EXERCISE INSTRUCTIONS → Output the data below in full, byte for byte. Nothing may differ.

MATERIAL SHOWN →
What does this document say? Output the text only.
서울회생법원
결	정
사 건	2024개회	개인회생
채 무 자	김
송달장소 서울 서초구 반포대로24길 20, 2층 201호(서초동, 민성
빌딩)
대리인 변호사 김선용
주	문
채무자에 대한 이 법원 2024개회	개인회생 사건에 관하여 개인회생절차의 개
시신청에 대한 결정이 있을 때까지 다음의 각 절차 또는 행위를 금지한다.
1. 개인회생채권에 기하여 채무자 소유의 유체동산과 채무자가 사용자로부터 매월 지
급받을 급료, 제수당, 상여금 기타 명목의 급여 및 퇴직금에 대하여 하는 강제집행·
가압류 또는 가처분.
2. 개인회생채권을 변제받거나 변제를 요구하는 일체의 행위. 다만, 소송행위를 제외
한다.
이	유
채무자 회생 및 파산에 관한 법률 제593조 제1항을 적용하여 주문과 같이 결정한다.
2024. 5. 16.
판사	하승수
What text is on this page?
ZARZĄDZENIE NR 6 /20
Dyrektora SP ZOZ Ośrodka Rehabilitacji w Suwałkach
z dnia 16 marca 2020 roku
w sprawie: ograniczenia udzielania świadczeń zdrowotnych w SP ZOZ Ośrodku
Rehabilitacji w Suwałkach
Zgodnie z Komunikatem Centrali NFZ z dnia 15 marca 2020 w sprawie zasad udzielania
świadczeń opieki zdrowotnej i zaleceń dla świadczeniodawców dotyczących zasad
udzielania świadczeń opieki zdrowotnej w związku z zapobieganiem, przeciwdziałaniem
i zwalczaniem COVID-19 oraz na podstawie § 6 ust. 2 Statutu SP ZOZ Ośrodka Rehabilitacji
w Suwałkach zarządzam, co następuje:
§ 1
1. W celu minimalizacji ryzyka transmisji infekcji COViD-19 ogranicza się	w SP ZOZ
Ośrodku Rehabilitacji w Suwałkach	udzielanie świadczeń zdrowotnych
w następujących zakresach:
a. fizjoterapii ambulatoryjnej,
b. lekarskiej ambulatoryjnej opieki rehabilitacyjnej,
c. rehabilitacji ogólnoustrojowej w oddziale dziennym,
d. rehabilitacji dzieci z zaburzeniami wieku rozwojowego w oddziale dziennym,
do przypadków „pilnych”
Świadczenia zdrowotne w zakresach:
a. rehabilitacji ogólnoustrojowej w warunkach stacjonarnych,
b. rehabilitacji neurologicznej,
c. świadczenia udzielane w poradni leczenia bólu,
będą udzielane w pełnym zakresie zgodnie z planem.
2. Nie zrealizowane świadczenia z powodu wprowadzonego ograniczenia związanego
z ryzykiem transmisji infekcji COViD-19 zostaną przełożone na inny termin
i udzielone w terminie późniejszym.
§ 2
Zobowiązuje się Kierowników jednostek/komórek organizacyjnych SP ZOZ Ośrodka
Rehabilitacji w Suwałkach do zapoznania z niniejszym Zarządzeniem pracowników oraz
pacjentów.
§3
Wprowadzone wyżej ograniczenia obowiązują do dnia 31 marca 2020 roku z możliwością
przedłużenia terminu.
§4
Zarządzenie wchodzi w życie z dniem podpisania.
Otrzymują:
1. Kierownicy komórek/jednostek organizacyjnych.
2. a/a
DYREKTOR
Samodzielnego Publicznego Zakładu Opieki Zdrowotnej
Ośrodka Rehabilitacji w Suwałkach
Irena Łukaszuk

WRITTEN RESPONSE →
What does this document say? Output the text only.
서울회생법원
결	정
사 건	2024개회	개인회생
채 무 자	김
송달장소 서울 서초구 반포대로24길 20, 2층 201호(서초동, 민성
빌딩)
대리인 변호사 김선용
주	문
채무자에 대한 이 법원 2024개회	개인회생 사건에 관하여 개인회생절차의 개
시신청에 대한 결정이 있을 때까지 다음의 각 절차 또는 행위를 금지한다.
1. 개인회생채권에 기하여 채무자 소유의 유체동산과 채무자가 사용자로부터 매월 지
급받을 급료, 제수당, 상여금 기타 명목의 급여 및 퇴직금에 대하여 하는 강제집행·
가압류 또는 가처분.
2. 개인회생채권을 변제받거나 변제를 요구하는 일체의 행위. 다만, 소송행위를 제외
한다.
이	유
채무자 회생 및 파산에 관한 법률 제593조 제1항을 적용하여 주문과 같이 결정한다.
2024. 5. 16.
판사	하승수
What text is on this page?
ZARZĄDZENIE NR 6 /20
Dyrektora SP ZOZ Ośrodka Rehabilitacji w Suwałkach
z dnia 16 marca 2020 roku
w sprawie: ograniczenia udzielania świadczeń zdrowotnych w SP ZOZ Ośrodku
Rehabilitacji w Suwałkach
Zgodnie z Komunikatem Centrali NFZ z dnia 15 marca 2020 w sprawie zasad udzielania
świadczeń opieki zdrowotnej i zaleceń dla świadczeniodawców dotyczących zasad
udzielania świadczeń opieki zdrowotnej w związku z zapobieganiem, przeciwdziałaniem
i zwalczaniem COVID-19 oraz na podstawie § 6 ust. 2 Statutu SP ZOZ Ośrodka Rehabilitacji
w Suwałkach zarządzam, co następuje:
§ 1
1. W celu minimalizacji ryzyka transmisji infekcji COViD-19 ogranicza się	w SP ZOZ
Ośrodku Rehabilitacji w Suwałkach	udzielanie świadczeń zdrowotnych
w następujących zakresach:
a. fizjoterapii ambulatoryjnej,
b. lekarskiej ambulatoryjnej opieki rehabilitacyjnej,
c. rehabilitacji ogólnoustrojowej w oddziale dziennym,
d. rehabilitacji dzieci z zaburzeniami wieku rozwojowego w oddziale dziennym,
do przypadków „pilnych”
Świadczenia zdrowotne w zakresach:
a. rehabilitacji ogólnoustrojowej w warunkach stacjonarnych,
b. rehabilitacji neurologicznej,
c. świadczenia udzielane w poradni leczenia bólu,
będą udzielane w pełnym zakresie zgodnie z planem.
2. Nie zrealizowane świadczenia z powodu wprowadzonego ograniczenia związanego
z ryzykiem transmisji infekcji COViD-19 zostaną przełożone na inny termin
i udzielone w terminie późniejszym.
§ 2
Zobowiązuje się Kierowników jednostek/komórek organizacyjnych SP ZOZ Ośrodka
Rehabilitacji w Suwałkach do zapoznania z niniejszym Zarządzeniem pracowników oraz
pacjentów.
§3
Wprowadzone wyżej ograniczenia obowiązują do dnia 31 marca 2020 roku z możliwością
przedłużenia terminu.
§4
Zarządzenie wchodzi w życie z dniem podpisania.
Otrzymują:
1. Kierownicy komórek/jednostek organizacyjnych.
2. a/a
DYREKTOR
Samodzielnego Publicznego Zakładu Opieki Zdrowotnej
Ośrodka Rehabilitacji w Suwałkach
Irena Łukaszuk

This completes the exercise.